## REQUIRED TASK
Retype the whole listing below, character for character.

Figure contents as structured data
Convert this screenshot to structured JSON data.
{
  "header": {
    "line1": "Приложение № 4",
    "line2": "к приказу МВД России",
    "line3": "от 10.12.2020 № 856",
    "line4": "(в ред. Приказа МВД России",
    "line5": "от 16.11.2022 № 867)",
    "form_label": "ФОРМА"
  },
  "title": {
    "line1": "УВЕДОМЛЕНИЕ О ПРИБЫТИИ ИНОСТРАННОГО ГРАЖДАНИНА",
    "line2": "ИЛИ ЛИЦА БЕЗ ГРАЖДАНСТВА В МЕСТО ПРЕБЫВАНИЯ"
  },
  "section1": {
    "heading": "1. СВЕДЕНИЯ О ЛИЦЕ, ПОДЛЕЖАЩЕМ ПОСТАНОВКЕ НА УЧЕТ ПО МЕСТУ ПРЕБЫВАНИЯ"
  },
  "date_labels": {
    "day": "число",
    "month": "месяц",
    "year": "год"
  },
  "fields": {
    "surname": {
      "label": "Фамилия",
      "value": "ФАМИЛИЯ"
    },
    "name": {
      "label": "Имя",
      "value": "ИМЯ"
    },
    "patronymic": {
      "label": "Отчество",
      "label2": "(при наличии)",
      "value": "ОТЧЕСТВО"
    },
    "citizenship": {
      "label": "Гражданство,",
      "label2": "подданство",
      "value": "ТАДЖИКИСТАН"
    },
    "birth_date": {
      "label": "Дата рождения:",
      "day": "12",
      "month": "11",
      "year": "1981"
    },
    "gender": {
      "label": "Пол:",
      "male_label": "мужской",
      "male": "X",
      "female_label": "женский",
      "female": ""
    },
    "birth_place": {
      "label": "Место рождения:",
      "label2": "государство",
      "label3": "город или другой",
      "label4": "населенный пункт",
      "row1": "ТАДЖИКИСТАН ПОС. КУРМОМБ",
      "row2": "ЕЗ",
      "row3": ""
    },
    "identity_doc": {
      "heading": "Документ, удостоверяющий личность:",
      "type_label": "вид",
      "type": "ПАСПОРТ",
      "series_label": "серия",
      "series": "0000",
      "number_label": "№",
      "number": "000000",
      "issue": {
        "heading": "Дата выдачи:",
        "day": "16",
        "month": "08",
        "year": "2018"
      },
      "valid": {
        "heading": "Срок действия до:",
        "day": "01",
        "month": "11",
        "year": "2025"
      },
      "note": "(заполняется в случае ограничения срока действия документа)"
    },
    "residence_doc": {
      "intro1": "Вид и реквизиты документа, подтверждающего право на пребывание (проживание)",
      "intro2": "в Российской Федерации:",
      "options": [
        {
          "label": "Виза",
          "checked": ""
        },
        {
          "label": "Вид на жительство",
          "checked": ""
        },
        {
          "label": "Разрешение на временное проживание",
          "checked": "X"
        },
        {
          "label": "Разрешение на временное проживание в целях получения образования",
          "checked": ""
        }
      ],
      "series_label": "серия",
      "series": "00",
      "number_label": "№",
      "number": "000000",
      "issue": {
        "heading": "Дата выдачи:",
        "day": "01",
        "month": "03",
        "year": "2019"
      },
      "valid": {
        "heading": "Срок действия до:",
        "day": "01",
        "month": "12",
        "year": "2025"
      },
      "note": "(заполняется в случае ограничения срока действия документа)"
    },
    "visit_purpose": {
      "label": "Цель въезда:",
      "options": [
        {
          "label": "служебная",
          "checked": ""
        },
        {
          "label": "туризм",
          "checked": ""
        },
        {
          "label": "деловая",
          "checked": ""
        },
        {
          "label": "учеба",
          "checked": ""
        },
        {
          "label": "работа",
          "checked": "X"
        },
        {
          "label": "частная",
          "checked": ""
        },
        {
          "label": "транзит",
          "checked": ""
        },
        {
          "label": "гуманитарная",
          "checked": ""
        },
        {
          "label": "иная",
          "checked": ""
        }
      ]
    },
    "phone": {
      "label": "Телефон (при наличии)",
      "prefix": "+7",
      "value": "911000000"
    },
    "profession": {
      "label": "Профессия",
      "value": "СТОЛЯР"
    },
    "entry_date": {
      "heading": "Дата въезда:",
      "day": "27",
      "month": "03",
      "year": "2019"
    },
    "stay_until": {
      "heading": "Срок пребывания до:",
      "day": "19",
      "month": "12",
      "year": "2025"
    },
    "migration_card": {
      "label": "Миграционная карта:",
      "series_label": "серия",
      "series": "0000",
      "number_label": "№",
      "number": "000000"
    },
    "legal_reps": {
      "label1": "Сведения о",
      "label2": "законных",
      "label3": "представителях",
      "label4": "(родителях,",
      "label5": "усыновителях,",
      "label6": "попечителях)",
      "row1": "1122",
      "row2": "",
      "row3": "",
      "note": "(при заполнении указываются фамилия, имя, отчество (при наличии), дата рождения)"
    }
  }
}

## FINAL ANSWER
Convert this screenshot to structured JSON data.
{
  "header": {
    "line1": "Приложение № 4",
    "line2": "к приказу МВД России",
    "line3": "от 10.12.2020 № 856",
    "line4": "(в ред. Приказа МВД России",
    "line5": "от 16.11.2022 № 867)",
    "form_label": "ФОРМА"
  },
  "title": {
    "line1": "УВЕДОМЛЕНИЕ О ПРИБЫТИИ ИНОСТРАННОГО ГРАЖДАНИНА",
    "line2": "ИЛИ ЛИЦА БЕЗ ГРАЖДАНСТВА В МЕСТО ПРЕБЫВАНИЯ"
  },
  "section1": {
    "heading": "1. СВЕДЕНИЯ О ЛИЦЕ, ПОДЛЕЖАЩЕМ ПОСТАНОВКЕ НА УЧЕТ ПО МЕСТУ ПРЕБЫВАНИЯ"
  },
  "date_labels": {
    "day": "число",
    "month": "месяц",
    "year": "год"
  },
  "fields": {
    "surname": {
      "label": "Фамилия",
      "value": "ФАМИЛИЯ"
    },
    "name": {
      "label": "Имя",
      "value": "ИМЯ"
    },
    "patronymic": {
      "label": "Отчество",
      "label2": "(при наличии)",
      "value": "ОТЧЕСТВО"
    },
    "citizenship": {
      "label": "Гражданство,",
      "label2": "подданство",
      "value": "ТАДЖИКИСТАН"
    },
    "birth_date": {
      "label": "Дата рождения:",
      "day": "12",
      "month": "11",
      "year": "1981"
    },
    "gender": {
      "label": "Пол:",
      "male_label": "мужской",
      "male": "X",
      "female_label": "женский",
      "female": ""
    },
    "birth_place": {
      "label": "Место рождения:",
      "label2": "государство",
      "label3": "город или другой",
      "label4": "населенный пункт",
      "row1": "ТАДЖИКИСТАН ПОС. КУРМОМБ",
      "row2": "ЕЗ",
      "row3": ""
    },
    "identity_doc": {
      "heading": "Документ, удостоверяющий личность:",
      "type_label": "вид",
      "type": "ПАСПОРТ",
      "series_label": "серия",
      "series": "0000",
      "number_label": "№",
      "number": "000000",
      "issue": {
        "heading": "Дата выдачи:",
        "day": "16",
        "month": "08",
        "year": "2018"
      },
      "valid": {
        "heading": "Срок действия до:",
        "day": "01",
        "month": "11",
        "year": "2025"
      },
      "note": "(заполняется в случае ограничения срока действия документа)"
    },
    "residence_doc": {
      "intro1": "Вид и реквизиты документа, подтверждающего право на пребывание (проживание)",
      "intro2": "в Российской Федерации:",
      "options": [
        {
          "label": "Виза",
          "checked": ""
        },
        {
          "label": "Вид на жительство",
          "checked": ""
        },
        {
          "label": "Разрешение на временное проживание",
          "checked": "X"
        },
        {
          "label": "Разрешение на временное проживание в целях получения образования",
          "checked": ""
        }
      ],
      "series_label": "серия",
      "series": "00",
      "number_label": "№",
      "number": "000000",
      "issue": {
        "heading": "Дата выдачи:",
        "day": "01",
        "month": "03",
        "year": "2019"
      },
      "valid": {
        "heading": "Срок действия до:",
        "day": "01",
        "month": "12",
        "year": "2025"
      },
      "note": "(заполняется в случае ограничения срока действия документа)"
    },
    "visit_purpose": {
      "label": "Цель въезда:",
      "options": [
        {
          "label": "служебная",
          "checked": ""
        },
        {
          "label": "туризм",
          "checked": ""
        },
        {
          "label": "деловая",
          "checked": ""
        },
        {
          "label": "учеба",
          "checked": ""
        },
        {
          "label": "работа",
          "checked": "X"
        },
        {
          "label": "частная",
          "checked": ""
        },
        {
          "label": "транзит",
          "checked": ""
        },
        {
          "label": "гуманитарная",
          "checked": ""
        },
        {
          "label": "иная",
          "checked": ""
        }
      ]
    },
    "phone": {
      "label": "Телефон (при наличии)",
      "prefix": "+7",
      "value": "911000000"
    },
    "profession": {
      "label": "Профессия",
      "value": "СТОЛЯР"
    },
    "entry_date": {
      "heading": "Дата въезда:",
      "day": "27",
      "month": "03",
      "year": "2019"
    },
    "stay_until": {
      "heading": "Срок пребывания до:",
      "day": "19",
      "month": "12",
      "year": "2025"
    },
    "migration_card": {
      "label": "Миграционная карта:",
      "series_label": "серия",
      "series": "0000",
      "number_label": "№",
      "number": "000000"
    },
    "legal_reps": {
      "label1": "Сведения о",
      "label2": "законных",
      "label3": "представителях",
      "label4": "(родителях,",
      "label5": "усыновителях,",
      "label6": "попечителях)",
      "row1": "1122",
      "row2": "",
      "row3": "",
      "note": "(при заполнении указываются фамилия, имя, отчество (при наличии), дата рождения)"
    }
  }
}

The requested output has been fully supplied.